Will you output the entries below exactly, skipping every image they contain?

-- Start DATA LINES --

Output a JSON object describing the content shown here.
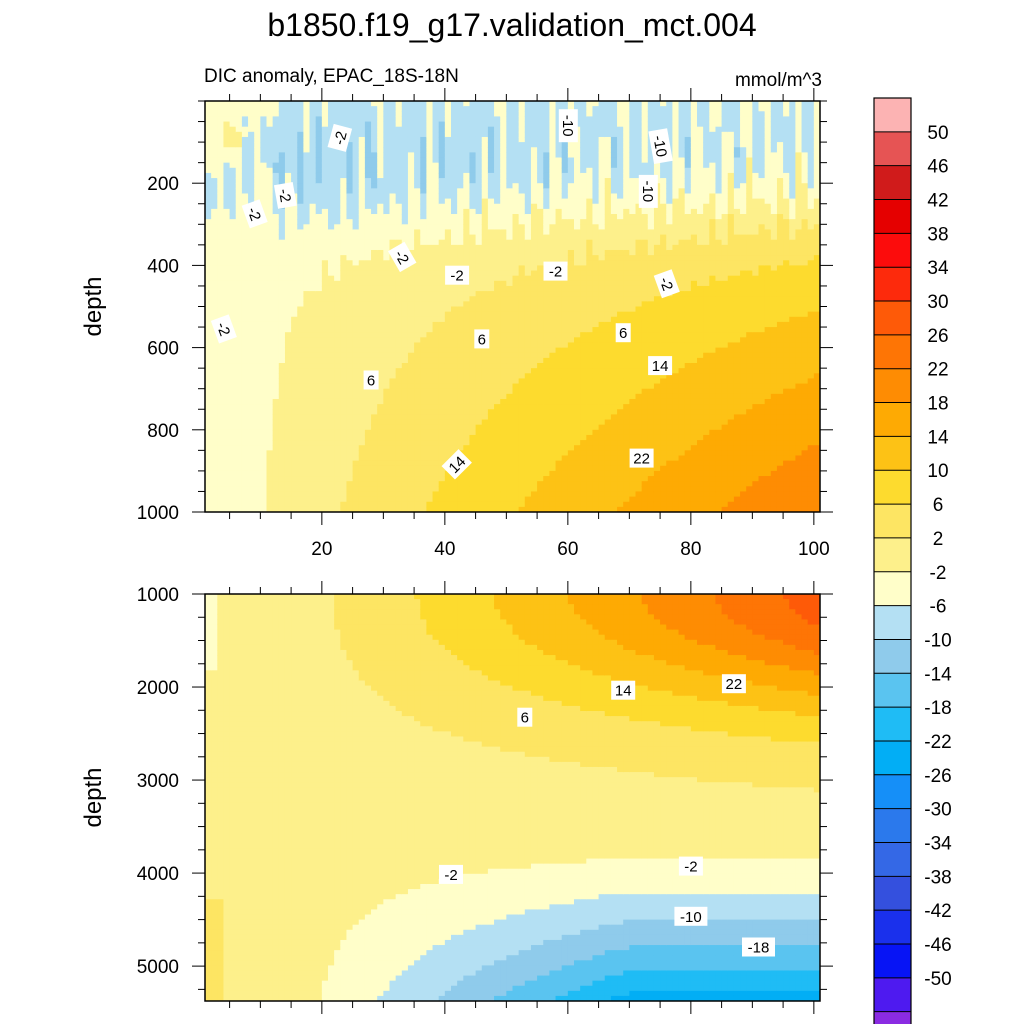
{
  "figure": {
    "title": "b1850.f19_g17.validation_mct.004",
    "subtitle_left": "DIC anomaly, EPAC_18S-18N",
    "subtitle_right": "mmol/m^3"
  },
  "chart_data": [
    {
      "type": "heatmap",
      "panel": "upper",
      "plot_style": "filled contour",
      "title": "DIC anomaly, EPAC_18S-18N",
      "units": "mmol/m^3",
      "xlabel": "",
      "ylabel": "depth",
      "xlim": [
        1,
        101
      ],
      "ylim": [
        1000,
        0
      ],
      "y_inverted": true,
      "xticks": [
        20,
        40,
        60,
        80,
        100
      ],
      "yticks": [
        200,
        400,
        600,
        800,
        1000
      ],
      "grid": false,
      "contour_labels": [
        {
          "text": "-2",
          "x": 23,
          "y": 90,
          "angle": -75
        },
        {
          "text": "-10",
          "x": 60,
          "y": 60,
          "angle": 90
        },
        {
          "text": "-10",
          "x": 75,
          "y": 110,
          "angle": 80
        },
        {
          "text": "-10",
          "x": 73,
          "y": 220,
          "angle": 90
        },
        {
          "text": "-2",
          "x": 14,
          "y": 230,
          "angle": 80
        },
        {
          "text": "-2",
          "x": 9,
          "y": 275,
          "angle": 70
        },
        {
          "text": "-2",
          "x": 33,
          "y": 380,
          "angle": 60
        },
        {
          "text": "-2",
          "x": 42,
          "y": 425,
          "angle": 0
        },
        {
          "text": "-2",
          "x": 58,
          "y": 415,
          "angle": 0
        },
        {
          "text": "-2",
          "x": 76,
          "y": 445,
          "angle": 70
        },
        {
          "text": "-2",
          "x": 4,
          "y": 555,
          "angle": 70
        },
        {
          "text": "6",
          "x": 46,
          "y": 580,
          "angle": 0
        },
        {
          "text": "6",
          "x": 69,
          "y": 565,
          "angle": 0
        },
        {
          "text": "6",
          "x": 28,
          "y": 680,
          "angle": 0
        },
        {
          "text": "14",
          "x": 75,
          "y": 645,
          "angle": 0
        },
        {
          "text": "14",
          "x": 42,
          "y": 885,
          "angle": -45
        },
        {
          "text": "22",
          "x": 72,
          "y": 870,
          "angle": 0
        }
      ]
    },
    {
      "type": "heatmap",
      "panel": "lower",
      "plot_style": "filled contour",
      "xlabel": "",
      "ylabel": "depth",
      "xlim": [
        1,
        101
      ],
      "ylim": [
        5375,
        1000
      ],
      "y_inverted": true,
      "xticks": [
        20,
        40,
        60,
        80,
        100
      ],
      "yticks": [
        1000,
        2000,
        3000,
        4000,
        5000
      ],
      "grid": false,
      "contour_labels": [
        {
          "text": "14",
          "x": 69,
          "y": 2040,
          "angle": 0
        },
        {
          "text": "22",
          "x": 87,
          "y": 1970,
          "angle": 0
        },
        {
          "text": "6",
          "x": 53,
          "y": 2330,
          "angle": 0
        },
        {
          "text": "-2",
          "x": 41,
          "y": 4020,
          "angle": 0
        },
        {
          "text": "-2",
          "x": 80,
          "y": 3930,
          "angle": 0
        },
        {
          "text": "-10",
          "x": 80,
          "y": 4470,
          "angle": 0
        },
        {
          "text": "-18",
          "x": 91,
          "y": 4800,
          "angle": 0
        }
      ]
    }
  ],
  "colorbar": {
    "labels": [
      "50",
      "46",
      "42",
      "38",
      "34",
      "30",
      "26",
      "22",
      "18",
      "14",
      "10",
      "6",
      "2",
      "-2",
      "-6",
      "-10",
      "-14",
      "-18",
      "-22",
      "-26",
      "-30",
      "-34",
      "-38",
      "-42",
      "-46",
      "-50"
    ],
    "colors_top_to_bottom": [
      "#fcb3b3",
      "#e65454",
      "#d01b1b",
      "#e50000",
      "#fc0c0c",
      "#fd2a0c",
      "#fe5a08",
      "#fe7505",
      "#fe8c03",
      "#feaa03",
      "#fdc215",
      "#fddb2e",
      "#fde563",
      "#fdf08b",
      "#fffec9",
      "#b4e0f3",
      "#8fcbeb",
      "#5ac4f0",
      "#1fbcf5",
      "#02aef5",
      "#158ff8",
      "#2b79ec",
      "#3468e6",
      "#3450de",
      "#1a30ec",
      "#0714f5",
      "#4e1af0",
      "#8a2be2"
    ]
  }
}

-- End DATA LINES --

*THE RESULT:*
Output a JSON object describing the content shown here.
{
  "figure": {
    "title": "b1850.f19_g17.validation_mct.004",
    "subtitle_left": "DIC anomaly, EPAC_18S-18N",
    "subtitle_right": "mmol/m^3"
  },
  "chart_data": [
    {
      "type": "heatmap",
      "panel": "upper",
      "plot_style": "filled contour",
      "title": "DIC anomaly, EPAC_18S-18N",
      "units": "mmol/m^3",
      "xlabel": "",
      "ylabel": "depth",
      "xlim": [
        1,
        101
      ],
      "ylim": [
        1000,
        0
      ],
      "y_inverted": true,
      "xticks": [
        20,
        40,
        60,
        80,
        100
      ],
      "yticks": [
        200,
        400,
        600,
        800,
        1000
      ],
      "grid": false,
      "contour_labels": [
        {
          "text": "-2",
          "x": 23,
          "y": 90,
          "angle": -75
        },
        {
          "text": "-10",
          "x": 60,
          "y": 60,
          "angle": 90
        },
        {
          "text": "-10",
          "x": 75,
          "y": 110,
          "angle": 80
        },
        {
          "text": "-10",
          "x": 73,
          "y": 220,
          "angle": 90
        },
        {
          "text": "-2",
          "x": 14,
          "y": 230,
          "angle": 80
        },
        {
          "text": "-2",
          "x": 9,
          "y": 275,
          "angle": 70
        },
        {
          "text": "-2",
          "x": 33,
          "y": 380,
          "angle": 60
        },
        {
          "text": "-2",
          "x": 42,
          "y": 425,
          "angle": 0
        },
        {
          "text": "-2",
          "x": 58,
          "y": 415,
          "angle": 0
        },
        {
          "text": "-2",
          "x": 76,
          "y": 445,
          "angle": 70
        },
        {
          "text": "-2",
          "x": 4,
          "y": 555,
          "angle": 70
        },
        {
          "text": "6",
          "x": 46,
          "y": 580,
          "angle": 0
        },
        {
          "text": "6",
          "x": 69,
          "y": 565,
          "angle": 0
        },
        {
          "text": "6",
          "x": 28,
          "y": 680,
          "angle": 0
        },
        {
          "text": "14",
          "x": 75,
          "y": 645,
          "angle": 0
        },
        {
          "text": "14",
          "x": 42,
          "y": 885,
          "angle": -45
        },
        {
          "text": "22",
          "x": 72,
          "y": 870,
          "angle": 0
        }
      ]
    },
    {
      "type": "heatmap",
      "panel": "lower",
      "plot_style": "filled contour",
      "xlabel": "",
      "ylabel": "depth",
      "xlim": [
        1,
        101
      ],
      "ylim": [
        5375,
        1000
      ],
      "y_inverted": true,
      "xticks": [
        20,
        40,
        60,
        80,
        100
      ],
      "yticks": [
        1000,
        2000,
        3000,
        4000,
        5000
      ],
      "grid": false,
      "contour_labels": [
        {
          "text": "14",
          "x": 69,
          "y": 2040,
          "angle": 0
        },
        {
          "text": "22",
          "x": 87,
          "y": 1970,
          "angle": 0
        },
        {
          "text": "6",
          "x": 53,
          "y": 2330,
          "angle": 0
        },
        {
          "text": "-2",
          "x": 41,
          "y": 4020,
          "angle": 0
        },
        {
          "text": "-2",
          "x": 80,
          "y": 3930,
          "angle": 0
        },
        {
          "text": "-10",
          "x": 80,
          "y": 4470,
          "angle": 0
        },
        {
          "text": "-18",
          "x": 91,
          "y": 4800,
          "angle": 0
        }
      ]
    }
  ],
  "colorbar": {
    "labels": [
      "50",
      "46",
      "42",
      "38",
      "34",
      "30",
      "26",
      "22",
      "18",
      "14",
      "10",
      "6",
      "2",
      "-2",
      "-6",
      "-10",
      "-14",
      "-18",
      "-22",
      "-26",
      "-30",
      "-34",
      "-38",
      "-42",
      "-46",
      "-50"
    ],
    "colors_top_to_bottom": [
      "#fcb3b3",
      "#e65454",
      "#d01b1b",
      "#e50000",
      "#fc0c0c",
      "#fd2a0c",
      "#fe5a08",
      "#fe7505",
      "#fe8c03",
      "#feaa03",
      "#fdc215",
      "#fddb2e",
      "#fde563",
      "#fdf08b",
      "#fffec9",
      "#b4e0f3",
      "#8fcbeb",
      "#5ac4f0",
      "#1fbcf5",
      "#02aef5",
      "#158ff8",
      "#2b79ec",
      "#3468e6",
      "#3450de",
      "#1a30ec",
      "#0714f5",
      "#4e1af0",
      "#8a2be2"
    ]
  }
}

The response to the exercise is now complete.